— begin Data extract —

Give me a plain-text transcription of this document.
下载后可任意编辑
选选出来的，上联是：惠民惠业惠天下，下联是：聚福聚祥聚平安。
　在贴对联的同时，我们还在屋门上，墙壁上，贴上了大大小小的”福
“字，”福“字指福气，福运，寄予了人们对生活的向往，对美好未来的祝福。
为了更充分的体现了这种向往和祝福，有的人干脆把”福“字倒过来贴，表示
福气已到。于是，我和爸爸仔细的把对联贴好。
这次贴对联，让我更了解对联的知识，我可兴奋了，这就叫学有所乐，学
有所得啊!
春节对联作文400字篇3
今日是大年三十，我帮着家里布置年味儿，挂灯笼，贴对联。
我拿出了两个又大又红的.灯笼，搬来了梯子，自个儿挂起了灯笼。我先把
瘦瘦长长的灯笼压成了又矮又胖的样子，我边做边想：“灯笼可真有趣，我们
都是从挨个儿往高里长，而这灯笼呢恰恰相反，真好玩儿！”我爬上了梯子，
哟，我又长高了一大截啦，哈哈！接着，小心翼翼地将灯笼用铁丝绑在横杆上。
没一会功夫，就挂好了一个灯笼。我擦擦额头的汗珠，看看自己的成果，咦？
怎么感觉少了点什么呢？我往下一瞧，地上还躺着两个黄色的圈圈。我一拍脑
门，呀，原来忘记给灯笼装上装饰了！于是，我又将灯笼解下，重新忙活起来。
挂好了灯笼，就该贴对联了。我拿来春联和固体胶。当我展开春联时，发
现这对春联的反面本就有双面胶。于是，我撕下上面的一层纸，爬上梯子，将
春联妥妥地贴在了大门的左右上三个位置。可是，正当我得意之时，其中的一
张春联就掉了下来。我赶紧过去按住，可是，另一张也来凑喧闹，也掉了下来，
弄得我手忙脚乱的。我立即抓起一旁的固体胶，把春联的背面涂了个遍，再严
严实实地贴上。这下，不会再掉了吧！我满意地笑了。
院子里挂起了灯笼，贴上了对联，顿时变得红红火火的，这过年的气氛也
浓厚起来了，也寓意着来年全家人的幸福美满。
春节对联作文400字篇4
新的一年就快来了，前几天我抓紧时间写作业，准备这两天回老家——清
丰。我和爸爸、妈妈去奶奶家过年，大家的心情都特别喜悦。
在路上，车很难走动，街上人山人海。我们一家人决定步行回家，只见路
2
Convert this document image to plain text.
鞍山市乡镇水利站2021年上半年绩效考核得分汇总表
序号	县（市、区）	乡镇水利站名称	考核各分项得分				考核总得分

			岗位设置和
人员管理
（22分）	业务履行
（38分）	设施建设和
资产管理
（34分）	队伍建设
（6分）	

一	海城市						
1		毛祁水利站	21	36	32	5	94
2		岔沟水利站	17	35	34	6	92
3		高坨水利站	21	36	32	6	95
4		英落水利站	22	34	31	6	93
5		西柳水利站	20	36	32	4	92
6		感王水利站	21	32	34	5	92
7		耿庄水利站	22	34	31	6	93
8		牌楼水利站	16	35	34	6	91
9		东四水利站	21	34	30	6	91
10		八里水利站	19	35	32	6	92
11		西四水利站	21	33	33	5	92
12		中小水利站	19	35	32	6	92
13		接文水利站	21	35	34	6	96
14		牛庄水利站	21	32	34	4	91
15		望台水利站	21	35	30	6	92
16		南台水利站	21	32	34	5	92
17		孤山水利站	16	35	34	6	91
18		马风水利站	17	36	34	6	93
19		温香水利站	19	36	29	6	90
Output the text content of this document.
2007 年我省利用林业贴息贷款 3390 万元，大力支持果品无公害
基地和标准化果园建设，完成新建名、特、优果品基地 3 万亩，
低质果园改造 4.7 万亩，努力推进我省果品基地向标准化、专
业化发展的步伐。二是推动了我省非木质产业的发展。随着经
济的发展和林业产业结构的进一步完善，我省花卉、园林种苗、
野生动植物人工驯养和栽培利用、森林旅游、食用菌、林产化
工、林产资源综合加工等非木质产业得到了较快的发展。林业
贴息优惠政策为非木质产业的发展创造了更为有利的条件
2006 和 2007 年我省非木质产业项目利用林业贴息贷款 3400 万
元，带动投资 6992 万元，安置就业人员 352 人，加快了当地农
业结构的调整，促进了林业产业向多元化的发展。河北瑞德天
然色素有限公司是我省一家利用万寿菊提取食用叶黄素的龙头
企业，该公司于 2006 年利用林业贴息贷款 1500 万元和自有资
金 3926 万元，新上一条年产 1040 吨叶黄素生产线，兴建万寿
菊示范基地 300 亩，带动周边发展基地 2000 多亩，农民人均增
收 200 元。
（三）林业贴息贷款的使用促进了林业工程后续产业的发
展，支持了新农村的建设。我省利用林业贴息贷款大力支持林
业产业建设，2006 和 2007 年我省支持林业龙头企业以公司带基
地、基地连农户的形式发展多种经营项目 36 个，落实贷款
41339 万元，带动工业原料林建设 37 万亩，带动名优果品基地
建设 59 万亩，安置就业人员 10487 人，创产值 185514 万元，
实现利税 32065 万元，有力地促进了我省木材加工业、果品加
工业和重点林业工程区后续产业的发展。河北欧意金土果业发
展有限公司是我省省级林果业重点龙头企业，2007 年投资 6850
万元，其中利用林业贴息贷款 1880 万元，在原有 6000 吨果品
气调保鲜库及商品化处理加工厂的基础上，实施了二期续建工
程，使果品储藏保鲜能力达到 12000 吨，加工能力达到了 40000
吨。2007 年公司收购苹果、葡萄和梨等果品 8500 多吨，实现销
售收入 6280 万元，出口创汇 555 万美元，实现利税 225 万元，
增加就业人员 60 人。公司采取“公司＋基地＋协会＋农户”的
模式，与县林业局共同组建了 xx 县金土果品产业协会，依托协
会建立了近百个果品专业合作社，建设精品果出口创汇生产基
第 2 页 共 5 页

— end Data extract —

_Do this_.
Check every line for "text" and show the ones that have it.

_Expected output_.
Give me a plain-text transcription of this document.
Convert this document image to plain text.
Output the text content of this document.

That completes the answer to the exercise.